▸ Task brief:
Write out each line from the data below that includes the word "rval".

▸ Task input:
- - - - - - -

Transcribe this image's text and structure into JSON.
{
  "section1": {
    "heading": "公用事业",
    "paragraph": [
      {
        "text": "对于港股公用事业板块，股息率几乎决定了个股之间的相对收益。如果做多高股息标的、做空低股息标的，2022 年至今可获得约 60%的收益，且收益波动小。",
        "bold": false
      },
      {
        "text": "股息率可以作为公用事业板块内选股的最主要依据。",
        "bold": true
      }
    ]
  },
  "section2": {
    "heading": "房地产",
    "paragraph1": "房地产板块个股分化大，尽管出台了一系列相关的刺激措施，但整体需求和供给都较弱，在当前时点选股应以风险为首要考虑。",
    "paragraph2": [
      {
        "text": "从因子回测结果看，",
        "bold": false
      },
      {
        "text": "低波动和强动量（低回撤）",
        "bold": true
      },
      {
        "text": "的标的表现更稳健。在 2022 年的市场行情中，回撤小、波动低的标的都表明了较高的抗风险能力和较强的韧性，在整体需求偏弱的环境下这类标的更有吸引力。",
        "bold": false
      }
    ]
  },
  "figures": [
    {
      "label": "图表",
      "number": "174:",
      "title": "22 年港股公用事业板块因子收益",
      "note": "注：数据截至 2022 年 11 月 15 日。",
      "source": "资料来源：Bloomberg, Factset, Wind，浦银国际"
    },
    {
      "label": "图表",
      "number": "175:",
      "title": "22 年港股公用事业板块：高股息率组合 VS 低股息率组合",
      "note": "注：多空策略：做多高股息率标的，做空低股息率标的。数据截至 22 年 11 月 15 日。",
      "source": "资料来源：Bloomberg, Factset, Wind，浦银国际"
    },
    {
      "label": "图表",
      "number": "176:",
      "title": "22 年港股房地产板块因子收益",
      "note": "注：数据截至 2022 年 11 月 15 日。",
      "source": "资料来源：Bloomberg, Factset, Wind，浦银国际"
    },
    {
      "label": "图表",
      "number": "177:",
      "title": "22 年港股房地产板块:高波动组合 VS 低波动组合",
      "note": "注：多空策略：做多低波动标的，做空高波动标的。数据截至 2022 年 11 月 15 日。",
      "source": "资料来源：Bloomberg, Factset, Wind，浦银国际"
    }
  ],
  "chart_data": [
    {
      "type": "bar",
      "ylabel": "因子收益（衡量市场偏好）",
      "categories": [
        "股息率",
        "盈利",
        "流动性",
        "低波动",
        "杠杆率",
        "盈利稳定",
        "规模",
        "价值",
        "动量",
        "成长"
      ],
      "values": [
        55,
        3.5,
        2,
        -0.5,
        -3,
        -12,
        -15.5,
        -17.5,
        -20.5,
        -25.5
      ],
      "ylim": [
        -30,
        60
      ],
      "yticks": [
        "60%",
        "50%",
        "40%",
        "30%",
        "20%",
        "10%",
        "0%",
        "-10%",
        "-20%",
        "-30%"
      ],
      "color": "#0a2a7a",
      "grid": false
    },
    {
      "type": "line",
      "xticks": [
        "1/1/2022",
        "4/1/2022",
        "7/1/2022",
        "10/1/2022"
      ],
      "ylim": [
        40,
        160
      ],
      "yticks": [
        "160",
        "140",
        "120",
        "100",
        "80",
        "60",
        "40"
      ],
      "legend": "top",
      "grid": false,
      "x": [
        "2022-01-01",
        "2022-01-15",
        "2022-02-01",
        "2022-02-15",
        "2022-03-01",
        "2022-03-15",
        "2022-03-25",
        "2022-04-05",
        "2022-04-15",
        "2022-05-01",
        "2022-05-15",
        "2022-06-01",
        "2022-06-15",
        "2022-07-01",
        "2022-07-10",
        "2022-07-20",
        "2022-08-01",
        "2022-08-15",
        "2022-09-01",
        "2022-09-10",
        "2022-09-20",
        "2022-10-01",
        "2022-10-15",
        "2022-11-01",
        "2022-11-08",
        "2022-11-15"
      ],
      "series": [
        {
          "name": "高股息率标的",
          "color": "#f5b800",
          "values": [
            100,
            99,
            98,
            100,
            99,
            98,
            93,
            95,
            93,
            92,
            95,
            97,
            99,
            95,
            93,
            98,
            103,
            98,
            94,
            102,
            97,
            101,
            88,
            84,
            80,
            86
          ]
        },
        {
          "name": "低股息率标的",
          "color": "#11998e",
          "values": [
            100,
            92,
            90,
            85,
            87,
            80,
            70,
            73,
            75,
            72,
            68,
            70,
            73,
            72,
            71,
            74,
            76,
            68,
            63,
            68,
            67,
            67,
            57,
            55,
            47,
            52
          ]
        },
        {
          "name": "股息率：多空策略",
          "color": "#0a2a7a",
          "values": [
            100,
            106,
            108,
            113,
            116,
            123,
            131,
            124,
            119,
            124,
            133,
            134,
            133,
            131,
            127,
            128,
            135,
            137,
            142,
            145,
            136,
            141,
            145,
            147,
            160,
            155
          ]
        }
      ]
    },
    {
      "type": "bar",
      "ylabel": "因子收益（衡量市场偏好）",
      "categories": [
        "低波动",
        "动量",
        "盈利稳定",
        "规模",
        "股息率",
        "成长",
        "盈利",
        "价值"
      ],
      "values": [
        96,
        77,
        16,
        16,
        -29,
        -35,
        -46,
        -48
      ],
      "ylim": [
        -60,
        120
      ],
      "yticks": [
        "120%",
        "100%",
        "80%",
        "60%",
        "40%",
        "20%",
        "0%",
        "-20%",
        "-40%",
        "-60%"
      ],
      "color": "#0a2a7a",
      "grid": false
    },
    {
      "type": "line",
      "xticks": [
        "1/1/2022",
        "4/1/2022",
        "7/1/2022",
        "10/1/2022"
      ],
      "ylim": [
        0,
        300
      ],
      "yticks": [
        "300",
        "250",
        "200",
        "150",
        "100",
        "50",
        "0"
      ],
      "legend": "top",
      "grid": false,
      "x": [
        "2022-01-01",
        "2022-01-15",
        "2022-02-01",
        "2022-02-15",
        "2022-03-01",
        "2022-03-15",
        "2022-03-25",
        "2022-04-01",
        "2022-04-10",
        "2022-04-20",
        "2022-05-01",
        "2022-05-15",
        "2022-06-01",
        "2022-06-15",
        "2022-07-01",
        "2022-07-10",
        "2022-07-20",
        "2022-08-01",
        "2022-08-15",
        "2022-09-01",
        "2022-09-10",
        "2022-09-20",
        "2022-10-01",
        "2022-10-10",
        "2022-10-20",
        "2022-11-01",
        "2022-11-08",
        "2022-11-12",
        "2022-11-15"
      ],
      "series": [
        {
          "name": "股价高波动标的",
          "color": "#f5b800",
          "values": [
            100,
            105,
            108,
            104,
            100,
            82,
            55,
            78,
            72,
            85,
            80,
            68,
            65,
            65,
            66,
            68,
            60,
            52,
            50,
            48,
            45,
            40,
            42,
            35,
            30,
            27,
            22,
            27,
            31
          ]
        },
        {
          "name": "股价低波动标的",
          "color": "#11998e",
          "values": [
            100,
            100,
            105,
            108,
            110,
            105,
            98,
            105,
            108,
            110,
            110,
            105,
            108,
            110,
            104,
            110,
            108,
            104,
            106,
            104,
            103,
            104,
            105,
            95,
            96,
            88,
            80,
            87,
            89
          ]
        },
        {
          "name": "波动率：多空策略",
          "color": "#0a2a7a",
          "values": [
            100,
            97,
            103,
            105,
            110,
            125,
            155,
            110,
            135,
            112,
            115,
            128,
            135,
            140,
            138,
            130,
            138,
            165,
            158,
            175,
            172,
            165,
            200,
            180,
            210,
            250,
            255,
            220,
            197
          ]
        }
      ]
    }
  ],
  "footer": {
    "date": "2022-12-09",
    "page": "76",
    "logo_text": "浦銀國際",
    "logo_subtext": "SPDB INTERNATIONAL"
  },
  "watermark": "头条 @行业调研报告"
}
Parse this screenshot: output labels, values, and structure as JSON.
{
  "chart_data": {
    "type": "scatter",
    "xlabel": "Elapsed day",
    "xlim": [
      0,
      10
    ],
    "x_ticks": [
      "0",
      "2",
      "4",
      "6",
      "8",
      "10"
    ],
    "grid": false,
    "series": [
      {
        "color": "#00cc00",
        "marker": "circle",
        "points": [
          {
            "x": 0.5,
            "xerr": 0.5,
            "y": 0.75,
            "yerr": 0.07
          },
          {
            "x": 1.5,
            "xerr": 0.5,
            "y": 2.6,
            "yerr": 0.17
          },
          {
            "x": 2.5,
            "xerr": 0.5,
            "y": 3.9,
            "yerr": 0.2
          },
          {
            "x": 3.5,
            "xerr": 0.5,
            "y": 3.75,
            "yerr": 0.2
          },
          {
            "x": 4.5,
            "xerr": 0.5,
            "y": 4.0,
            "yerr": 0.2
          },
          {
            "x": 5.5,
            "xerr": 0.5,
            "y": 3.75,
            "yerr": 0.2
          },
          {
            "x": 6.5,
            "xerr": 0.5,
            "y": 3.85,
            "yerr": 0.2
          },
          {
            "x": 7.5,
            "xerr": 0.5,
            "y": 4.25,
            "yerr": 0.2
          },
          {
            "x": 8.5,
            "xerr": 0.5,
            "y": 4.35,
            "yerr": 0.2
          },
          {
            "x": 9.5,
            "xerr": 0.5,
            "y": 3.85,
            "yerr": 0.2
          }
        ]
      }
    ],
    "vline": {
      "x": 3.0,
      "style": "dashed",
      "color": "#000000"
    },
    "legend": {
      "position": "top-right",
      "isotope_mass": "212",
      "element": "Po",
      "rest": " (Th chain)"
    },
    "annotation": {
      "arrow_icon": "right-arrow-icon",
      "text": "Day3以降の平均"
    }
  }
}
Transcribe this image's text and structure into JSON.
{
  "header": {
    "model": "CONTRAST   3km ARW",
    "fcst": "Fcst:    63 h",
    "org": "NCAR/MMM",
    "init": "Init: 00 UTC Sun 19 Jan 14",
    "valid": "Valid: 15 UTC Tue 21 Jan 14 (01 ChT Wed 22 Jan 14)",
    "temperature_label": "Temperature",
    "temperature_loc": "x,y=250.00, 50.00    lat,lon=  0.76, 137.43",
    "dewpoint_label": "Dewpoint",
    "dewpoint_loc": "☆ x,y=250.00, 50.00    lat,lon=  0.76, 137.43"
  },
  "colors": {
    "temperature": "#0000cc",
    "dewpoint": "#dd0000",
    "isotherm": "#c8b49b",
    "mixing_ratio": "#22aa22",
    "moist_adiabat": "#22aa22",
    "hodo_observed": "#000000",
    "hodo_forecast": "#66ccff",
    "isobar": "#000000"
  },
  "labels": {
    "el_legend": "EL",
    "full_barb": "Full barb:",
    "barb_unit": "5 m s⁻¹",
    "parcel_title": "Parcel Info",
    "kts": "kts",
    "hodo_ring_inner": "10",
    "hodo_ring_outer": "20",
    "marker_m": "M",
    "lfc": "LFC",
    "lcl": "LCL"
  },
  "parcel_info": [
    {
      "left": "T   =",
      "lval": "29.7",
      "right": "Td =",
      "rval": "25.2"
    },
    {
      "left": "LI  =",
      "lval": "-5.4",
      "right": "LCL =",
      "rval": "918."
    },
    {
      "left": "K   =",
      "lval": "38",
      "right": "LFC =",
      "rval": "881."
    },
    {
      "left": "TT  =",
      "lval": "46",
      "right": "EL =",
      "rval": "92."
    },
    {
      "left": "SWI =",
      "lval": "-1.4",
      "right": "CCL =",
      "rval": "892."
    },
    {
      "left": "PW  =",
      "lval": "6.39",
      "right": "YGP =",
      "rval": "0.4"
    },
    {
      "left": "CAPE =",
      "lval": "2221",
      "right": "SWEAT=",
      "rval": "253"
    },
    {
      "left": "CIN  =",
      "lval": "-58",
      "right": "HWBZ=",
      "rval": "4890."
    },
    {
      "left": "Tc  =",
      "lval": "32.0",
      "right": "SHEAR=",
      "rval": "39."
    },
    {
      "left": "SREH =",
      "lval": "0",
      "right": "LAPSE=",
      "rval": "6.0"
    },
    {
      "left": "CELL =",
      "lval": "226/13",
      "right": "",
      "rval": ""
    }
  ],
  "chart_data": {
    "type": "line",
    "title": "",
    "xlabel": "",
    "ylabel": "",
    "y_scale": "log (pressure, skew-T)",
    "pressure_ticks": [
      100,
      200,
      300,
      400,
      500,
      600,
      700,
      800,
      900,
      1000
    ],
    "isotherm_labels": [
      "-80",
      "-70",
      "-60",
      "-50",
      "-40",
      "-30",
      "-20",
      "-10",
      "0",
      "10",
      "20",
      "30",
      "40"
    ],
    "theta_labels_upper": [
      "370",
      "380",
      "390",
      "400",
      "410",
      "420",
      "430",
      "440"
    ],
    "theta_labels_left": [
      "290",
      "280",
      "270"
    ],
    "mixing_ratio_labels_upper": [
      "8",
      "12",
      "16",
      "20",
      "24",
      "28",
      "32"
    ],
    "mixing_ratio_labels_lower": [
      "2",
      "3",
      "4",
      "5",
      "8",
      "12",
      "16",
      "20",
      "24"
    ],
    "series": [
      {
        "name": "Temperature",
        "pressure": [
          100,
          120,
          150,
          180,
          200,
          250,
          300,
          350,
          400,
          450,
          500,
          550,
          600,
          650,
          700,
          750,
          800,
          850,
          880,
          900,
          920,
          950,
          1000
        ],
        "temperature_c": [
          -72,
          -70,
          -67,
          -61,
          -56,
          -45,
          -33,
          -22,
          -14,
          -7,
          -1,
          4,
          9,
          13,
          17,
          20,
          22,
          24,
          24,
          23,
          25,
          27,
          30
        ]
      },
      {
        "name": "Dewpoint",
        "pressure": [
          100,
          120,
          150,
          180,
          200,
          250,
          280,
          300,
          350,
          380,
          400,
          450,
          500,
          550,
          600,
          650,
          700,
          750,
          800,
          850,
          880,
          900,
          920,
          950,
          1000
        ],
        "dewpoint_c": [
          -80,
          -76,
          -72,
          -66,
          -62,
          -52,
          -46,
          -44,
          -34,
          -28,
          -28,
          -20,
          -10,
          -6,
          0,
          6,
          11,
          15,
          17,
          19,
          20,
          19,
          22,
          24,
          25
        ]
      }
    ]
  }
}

- - - - - - -

▸ Answer for this exercise:
      "rval": "25.2"
      "rval": "918."
      "rval": "881."
      "rval": "92."
      "rval": "892."
      "rval": "0.4"
      "rval": "253"
      "rval": "4890."
      "rval": "39."
      "rval": "6.0"
      "rval": ""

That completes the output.